### Passage extrait
- - - -
Par contre, la dernière partie, censée amener le « pari du nous », est d’un style plus polémique, plus dans les « affects », nous y reviendrons.
Les trous de la passoire historique
Il faut conseiller la lecture de cette première partie historique car elle fait remarquablement le point sur la manière dont fut pris en charge – ou non – la lutte contre le colonialisme, comme horizon logique de la lutte des classes et comme activité concrète du mouvement ouvrier organisé.
Marx, Engels, Lénine sont bellement mis à contribution et un tournant est justement décelé dans les années 1930, sans que le nom de Staline soit jamais prononcé, ni celui de l’internationaliste Trotski.
D’une manière générale, l’extrême gauche est absente de l’analyse. Les maoïstes sont cités une fois, au détour d’une phrase, mais l’extrême gauche révolutionnaire n’est vraiment évoquée que lorsqu’il s’agit des élections : « Voter pour l’extrême gauche, c’est rare. Voter, c’est voter blanc… »
Qu’il y ait eu un creuset anticolonialiste dans les métropoles – Ho Chi Minh ou Césaire adhérents au PCF, adhésions suivie de ruptures émancipatrices, – que l’extrême gauche, et particulièrement l’extrême gauche trotskiste, ait participé à toute sorte d’actions de soutien à des aventures libératrices, souvent en position de soutien sans rôle dominant, de la Guerre d’Algérie – seul le Réseau Jeanson est cité par Houria Bouteldja – aux guérillas d’Amérique Latine, me semble être un angle mort de son analyse.
Finalement, les internationalistes ne seront convoqués que lorsqu’elle elle-même envisagera que ses propos sur l’Etat-national pourraient « hérisser le poil de tout bon internationaliste qui se respecte ».
Race en soi, race pour soi ?
On connaît la différenciation faite par Marx, reprise par Lukacs, entre « classe en soi » et « classe pour soi ». La classe en soi existe objectivement par les rapports sociaux, l’interaction entre ses membres. La classe pour soi se construit par l’acquisition d’une conscience de classe. Ce qui conduit souvent, à l’extrême gauche, d’une part à des stratégies visant à faire exploser les contradictions entre l’idéologie dominante et les situations objectives dans lesquelles sont confinés les travailleurs, telle celle du « programme de transition » et d’autre part à la désespérante constatation de la défaillance du « facteur subjectif » de la Révolution
Comme le rappelle Daniel Bensaïd, Marx reproche précisément à Proudhon de « traiter la société comme une personne ». Dénonçant cette « fiction de la société personne », il raille ceux qui « avec un mot font une chose ». Son approche interdit de traiter la classe comme une personne ou comme un sujet unifié et conscient, à l’image du sujet rationnel de la psychologie classique »
- - - -
### Contenu des données
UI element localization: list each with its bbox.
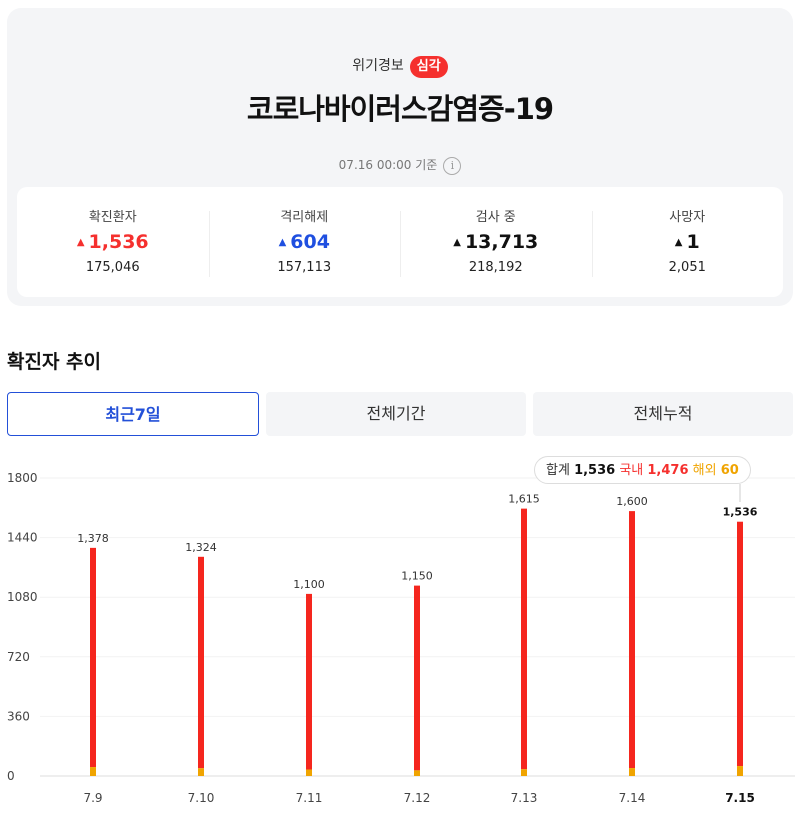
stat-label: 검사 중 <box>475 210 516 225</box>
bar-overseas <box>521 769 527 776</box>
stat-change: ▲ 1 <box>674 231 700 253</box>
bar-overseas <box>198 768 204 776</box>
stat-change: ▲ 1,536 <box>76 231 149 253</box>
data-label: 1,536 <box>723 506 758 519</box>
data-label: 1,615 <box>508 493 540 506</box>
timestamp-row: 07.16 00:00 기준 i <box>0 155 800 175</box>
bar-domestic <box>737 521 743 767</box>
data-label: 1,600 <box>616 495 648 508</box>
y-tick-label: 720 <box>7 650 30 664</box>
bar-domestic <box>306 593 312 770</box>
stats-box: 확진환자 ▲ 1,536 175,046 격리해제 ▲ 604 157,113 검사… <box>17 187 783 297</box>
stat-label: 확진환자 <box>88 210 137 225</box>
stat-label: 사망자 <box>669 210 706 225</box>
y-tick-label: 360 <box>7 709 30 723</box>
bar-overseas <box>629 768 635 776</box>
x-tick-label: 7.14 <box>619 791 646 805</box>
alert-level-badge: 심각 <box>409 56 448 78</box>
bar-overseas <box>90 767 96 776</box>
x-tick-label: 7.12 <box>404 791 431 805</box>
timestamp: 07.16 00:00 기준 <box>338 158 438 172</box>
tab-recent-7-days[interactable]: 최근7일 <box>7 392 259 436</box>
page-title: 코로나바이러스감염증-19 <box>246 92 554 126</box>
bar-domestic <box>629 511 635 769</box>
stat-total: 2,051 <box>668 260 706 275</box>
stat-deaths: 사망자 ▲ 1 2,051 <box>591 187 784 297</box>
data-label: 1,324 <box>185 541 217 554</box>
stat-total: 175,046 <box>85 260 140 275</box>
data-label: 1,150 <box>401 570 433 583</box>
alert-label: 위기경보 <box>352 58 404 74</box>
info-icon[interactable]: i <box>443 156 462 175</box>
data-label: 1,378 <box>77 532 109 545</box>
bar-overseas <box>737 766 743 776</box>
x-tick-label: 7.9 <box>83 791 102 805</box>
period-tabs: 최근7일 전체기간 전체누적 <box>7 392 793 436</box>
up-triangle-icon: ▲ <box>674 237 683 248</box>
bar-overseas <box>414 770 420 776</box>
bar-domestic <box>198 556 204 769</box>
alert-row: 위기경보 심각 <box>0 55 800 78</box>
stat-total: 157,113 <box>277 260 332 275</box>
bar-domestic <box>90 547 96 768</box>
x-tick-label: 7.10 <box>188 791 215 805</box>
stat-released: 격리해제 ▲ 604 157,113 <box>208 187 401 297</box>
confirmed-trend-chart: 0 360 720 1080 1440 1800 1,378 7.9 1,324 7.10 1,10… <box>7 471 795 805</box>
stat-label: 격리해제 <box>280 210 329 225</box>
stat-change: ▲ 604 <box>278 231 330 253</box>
- - - -
Recopiez mot pour mot le passage du texte sur l'anticolonialisme et l'extrême gauche, en commençant par « Qu’il y ait » et en continuant jusqu'à « de son analyse. ».

Qu’il y ait eu un creuset anticolonialiste dans les métropoles – Ho Chi Minh ou Césaire adhérents au PCF, adhésions suivie de ruptures émancipatrices, – que l’extrême gauche, et particulièrement l’extrême gauche trotskiste, ait participé à toute sorte d’actions de soutien à des aventures libératrices, souvent en position de soutien sans rôle dominant, de la Guerre d’Algérie – seul le Réseau Jeanson est cité par Houria Bouteldja – aux guérillas d’Amérique Latine, me semble être un angle mort de son analyse.